Rows from a dataset:

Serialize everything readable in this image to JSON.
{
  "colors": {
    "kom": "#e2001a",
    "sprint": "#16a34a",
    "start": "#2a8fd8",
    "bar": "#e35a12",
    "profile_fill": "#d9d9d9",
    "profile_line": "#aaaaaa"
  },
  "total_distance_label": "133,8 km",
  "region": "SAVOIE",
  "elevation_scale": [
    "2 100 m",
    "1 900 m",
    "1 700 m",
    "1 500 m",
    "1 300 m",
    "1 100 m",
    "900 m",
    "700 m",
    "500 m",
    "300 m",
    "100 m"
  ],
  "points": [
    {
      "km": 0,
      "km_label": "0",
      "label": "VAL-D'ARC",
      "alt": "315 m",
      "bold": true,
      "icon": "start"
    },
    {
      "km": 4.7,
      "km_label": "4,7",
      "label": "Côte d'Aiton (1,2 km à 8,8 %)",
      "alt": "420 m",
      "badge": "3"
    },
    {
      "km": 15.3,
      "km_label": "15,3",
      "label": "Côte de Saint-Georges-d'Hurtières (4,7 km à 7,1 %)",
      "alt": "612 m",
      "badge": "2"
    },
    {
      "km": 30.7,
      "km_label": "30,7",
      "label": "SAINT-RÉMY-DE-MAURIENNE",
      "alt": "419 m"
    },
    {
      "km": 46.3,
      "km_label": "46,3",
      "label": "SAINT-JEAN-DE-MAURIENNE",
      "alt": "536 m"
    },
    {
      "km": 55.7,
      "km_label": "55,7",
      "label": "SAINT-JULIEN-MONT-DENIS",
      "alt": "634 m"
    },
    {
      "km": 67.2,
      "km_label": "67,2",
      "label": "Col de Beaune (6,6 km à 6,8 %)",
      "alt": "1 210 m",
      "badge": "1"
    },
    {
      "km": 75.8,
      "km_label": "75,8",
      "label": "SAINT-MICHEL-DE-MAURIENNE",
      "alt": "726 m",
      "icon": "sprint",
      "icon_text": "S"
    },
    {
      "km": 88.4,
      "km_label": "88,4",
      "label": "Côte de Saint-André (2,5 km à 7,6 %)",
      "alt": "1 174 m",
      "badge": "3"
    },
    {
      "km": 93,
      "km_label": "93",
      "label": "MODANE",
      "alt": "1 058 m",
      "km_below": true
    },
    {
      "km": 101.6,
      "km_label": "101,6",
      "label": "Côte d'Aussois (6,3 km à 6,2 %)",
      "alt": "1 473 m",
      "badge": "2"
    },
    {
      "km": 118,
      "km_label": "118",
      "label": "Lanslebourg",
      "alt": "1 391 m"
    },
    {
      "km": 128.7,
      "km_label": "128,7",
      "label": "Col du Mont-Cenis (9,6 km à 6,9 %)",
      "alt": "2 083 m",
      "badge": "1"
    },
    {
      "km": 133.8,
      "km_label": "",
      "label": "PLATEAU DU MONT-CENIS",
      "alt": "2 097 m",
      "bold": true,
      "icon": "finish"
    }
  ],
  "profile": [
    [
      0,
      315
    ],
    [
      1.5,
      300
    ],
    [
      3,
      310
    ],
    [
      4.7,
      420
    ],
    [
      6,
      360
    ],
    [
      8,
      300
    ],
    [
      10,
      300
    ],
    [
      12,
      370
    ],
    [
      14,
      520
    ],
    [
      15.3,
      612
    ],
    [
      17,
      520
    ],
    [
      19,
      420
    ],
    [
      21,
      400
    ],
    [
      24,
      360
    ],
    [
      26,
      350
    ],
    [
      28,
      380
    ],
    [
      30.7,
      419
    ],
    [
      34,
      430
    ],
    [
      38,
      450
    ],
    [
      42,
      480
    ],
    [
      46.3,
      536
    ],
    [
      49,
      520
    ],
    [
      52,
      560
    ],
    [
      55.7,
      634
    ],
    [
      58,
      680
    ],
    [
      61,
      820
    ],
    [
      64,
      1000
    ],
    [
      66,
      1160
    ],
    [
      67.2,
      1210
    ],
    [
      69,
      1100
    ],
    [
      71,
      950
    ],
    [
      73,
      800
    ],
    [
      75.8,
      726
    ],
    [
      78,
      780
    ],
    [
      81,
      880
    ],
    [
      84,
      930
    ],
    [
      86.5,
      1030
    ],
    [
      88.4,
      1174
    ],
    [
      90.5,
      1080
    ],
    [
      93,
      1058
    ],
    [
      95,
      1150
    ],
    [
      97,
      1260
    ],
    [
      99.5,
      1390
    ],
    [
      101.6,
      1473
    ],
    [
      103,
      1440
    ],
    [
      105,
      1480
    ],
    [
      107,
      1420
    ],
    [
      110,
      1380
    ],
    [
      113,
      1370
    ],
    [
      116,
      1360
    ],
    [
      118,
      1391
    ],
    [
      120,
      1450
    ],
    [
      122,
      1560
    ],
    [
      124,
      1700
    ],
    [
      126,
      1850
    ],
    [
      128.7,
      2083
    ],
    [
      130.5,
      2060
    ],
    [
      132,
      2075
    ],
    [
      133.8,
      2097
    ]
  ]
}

**WORK TO COMPLETE**
Return each line in the records that holds the string "Côte".

**THE RESULT**
      "label": "Côte d'Aiton (1,2 km à 8,8 %)",
      "label": "Côte de Saint-Georges-d'Hurtières (4,7 km à 7,1 %)",
      "label": "Côte de Saint-André (2,5 km à 7,6 %)",
      "label": "Côte d'Aussois (6,3 km à 6,2 %)",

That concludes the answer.